● **Goal**
Rewrite the listing below so that every "tier-boundary" becomes "tier-divider", keeping everything else unchanged.

** BEGIN **

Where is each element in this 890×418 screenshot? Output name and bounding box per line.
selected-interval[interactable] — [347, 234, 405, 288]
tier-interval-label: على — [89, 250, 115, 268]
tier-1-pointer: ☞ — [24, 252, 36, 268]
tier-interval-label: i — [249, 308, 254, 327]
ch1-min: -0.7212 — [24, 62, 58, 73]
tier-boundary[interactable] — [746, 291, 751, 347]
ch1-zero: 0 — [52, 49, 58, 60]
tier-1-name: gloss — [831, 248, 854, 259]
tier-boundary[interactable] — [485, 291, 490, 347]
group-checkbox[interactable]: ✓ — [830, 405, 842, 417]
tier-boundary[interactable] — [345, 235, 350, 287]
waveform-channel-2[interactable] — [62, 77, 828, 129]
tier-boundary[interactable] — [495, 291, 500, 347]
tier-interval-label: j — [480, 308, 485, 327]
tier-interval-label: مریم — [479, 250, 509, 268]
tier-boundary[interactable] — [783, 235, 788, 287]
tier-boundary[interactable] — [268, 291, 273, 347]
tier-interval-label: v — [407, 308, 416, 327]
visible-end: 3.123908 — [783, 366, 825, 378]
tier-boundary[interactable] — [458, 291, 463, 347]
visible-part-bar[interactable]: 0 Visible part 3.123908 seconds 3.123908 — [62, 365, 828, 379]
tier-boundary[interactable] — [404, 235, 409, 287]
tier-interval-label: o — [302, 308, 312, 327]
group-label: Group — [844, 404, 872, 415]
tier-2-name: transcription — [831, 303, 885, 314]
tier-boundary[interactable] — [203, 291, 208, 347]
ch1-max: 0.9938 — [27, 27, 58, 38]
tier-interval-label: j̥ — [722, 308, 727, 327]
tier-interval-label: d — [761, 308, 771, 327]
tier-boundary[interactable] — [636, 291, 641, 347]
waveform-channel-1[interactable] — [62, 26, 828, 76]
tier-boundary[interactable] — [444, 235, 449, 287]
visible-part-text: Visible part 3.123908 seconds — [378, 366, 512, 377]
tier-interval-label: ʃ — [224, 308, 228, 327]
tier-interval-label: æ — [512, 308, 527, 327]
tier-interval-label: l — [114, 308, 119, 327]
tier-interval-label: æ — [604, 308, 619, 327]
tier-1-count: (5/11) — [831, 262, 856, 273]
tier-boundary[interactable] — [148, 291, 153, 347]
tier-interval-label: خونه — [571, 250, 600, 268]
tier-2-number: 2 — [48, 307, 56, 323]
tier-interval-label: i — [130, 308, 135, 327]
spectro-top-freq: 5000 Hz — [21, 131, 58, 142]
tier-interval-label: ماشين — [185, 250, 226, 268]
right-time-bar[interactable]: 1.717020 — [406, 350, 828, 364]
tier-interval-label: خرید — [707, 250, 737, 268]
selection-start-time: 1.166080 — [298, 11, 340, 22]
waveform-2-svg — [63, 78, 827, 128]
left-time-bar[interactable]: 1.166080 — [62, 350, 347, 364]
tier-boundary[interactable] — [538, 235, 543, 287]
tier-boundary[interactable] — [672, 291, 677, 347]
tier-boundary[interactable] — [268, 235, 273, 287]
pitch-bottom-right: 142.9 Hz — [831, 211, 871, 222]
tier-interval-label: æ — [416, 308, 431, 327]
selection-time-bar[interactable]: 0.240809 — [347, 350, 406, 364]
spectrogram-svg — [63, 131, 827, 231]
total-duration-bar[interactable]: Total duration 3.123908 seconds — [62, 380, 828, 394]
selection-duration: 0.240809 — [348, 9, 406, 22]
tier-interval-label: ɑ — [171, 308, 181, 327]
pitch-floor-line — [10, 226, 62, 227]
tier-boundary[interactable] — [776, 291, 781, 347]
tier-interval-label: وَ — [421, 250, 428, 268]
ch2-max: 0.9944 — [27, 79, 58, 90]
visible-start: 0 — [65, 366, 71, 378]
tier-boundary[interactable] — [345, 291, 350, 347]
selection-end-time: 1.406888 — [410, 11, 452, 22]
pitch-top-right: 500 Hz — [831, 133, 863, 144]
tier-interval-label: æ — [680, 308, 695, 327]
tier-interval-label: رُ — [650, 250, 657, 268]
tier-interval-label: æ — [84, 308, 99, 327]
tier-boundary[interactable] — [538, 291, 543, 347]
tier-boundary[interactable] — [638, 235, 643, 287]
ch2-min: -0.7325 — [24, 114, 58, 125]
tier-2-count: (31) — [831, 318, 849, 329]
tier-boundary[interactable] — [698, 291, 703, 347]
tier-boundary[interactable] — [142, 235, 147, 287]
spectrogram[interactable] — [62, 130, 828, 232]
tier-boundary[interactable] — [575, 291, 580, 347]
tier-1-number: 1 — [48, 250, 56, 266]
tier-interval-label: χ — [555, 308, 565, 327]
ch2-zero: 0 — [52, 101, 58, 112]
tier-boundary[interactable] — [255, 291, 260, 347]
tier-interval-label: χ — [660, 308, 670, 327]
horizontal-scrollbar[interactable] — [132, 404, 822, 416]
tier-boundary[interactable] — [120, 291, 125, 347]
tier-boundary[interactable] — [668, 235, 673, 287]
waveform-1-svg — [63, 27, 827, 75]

** END **

● **The response**
Where is each element in this 890×418 screenshot? Output name and bounding box per line.
selected-interval[interactable] — [347, 234, 405, 288]
tier-interval-label: على — [89, 250, 115, 268]
tier-1-pointer: ☞ — [24, 252, 36, 268]
tier-interval-label: i — [249, 308, 254, 327]
ch1-min: -0.7212 — [24, 62, 58, 73]
tier-divider[interactable] — [746, 291, 751, 347]
ch1-zero: 0 — [52, 49, 58, 60]
tier-1-name: gloss — [831, 248, 854, 259]
tier-divider[interactable] — [485, 291, 490, 347]
group-checkbox[interactable]: ✓ — [830, 405, 842, 417]
tier-divider[interactable] — [345, 235, 350, 287]
waveform-channel-2[interactable] — [62, 77, 828, 129]
tier-divider[interactable] — [495, 291, 500, 347]
tier-interval-label: j — [480, 308, 485, 327]
tier-interval-label: مریم — [479, 250, 509, 268]
tier-divider[interactable] — [783, 235, 788, 287]
tier-divider[interactable] — [268, 291, 273, 347]
tier-interval-label: v — [407, 308, 416, 327]
visible-end: 3.123908 — [783, 366, 825, 378]
tier-divider[interactable] — [458, 291, 463, 347]
visible-part-bar[interactable]: 0 Visible part 3.123908 seconds 3.123908 — [62, 365, 828, 379]
tier-divider[interactable] — [404, 235, 409, 287]
tier-interval-label: o — [302, 308, 312, 327]
group-label: Group — [844, 404, 872, 415]
tier-2-name: transcription — [831, 303, 885, 314]
tier-divider[interactable] — [203, 291, 208, 347]
ch1-max: 0.9938 — [27, 27, 58, 38]
tier-interval-label: j̥ — [722, 308, 727, 327]
tier-interval-label: d — [761, 308, 771, 327]
tier-divider[interactable] — [636, 291, 641, 347]
waveform-channel-1[interactable] — [62, 26, 828, 76]
tier-divider[interactable] — [444, 235, 449, 287]
visible-part-text: Visible part 3.123908 seconds — [378, 366, 512, 377]
tier-interval-label: ʃ — [224, 308, 228, 327]
tier-interval-label: æ — [512, 308, 527, 327]
tier-interval-label: l — [114, 308, 119, 327]
tier-interval-label: æ — [604, 308, 619, 327]
tier-1-count: (5/11) — [831, 262, 856, 273]
tier-divider[interactable] — [148, 291, 153, 347]
tier-interval-label: خونه — [571, 250, 600, 268]
tier-2-number: 2 — [48, 307, 56, 323]
tier-interval-label: i — [130, 308, 135, 327]
spectro-top-freq: 5000 Hz — [21, 131, 58, 142]
tier-interval-label: ماشين — [185, 250, 226, 268]
right-time-bar[interactable]: 1.717020 — [406, 350, 828, 364]
tier-interval-label: خرید — [707, 250, 737, 268]
selection-start-time: 1.166080 — [298, 11, 340, 22]
waveform-2-svg — [63, 78, 827, 128]
left-time-bar[interactable]: 1.166080 — [62, 350, 347, 364]
tier-divider[interactable] — [538, 235, 543, 287]
tier-divider[interactable] — [672, 291, 677, 347]
tier-divider[interactable] — [268, 235, 273, 287]
pitch-bottom-right: 142.9 Hz — [831, 211, 871, 222]
tier-interval-label: æ — [416, 308, 431, 327]
selection-time-bar[interactable]: 0.240809 — [347, 350, 406, 364]
spectrogram-svg — [63, 131, 827, 231]
total-duration-bar[interactable]: Total duration 3.123908 seconds — [62, 380, 828, 394]
selection-duration: 0.240809 — [348, 9, 406, 22]
tier-interval-label: ɑ — [171, 308, 181, 327]
pitch-floor-line — [10, 226, 62, 227]
tier-divider[interactable] — [776, 291, 781, 347]
tier-interval-label: وَ — [421, 250, 428, 268]
ch2-max: 0.9944 — [27, 79, 58, 90]
visible-start: 0 — [65, 366, 71, 378]
tier-divider[interactable] — [345, 291, 350, 347]
selection-end-time: 1.406888 — [410, 11, 452, 22]
pitch-top-right: 500 Hz — [831, 133, 863, 144]
tier-interval-label: æ — [680, 308, 695, 327]
tier-interval-label: رُ — [650, 250, 657, 268]
tier-interval-label: æ — [84, 308, 99, 327]
tier-divider[interactable] — [538, 291, 543, 347]
tier-divider[interactable] — [638, 235, 643, 287]
ch2-min: -0.7325 — [24, 114, 58, 125]
tier-2-count: (31) — [831, 318, 849, 329]
tier-divider[interactable] — [698, 291, 703, 347]
tier-divider[interactable] — [142, 235, 147, 287]
spectrogram[interactable] — [62, 130, 828, 232]
tier-divider[interactable] — [575, 291, 580, 347]
tier-1-number: 1 — [48, 250, 56, 266]
tier-interval-label: χ — [555, 308, 565, 327]
ch2-zero: 0 — [52, 101, 58, 112]
tier-divider[interactable] — [255, 291, 260, 347]
tier-interval-label: χ — [660, 308, 670, 327]
horizontal-scrollbar[interactable] — [132, 404, 822, 416]
tier-divider[interactable] — [120, 291, 125, 347]
tier-divider[interactable] — [668, 235, 673, 287]
waveform-1-svg — [63, 27, 827, 75]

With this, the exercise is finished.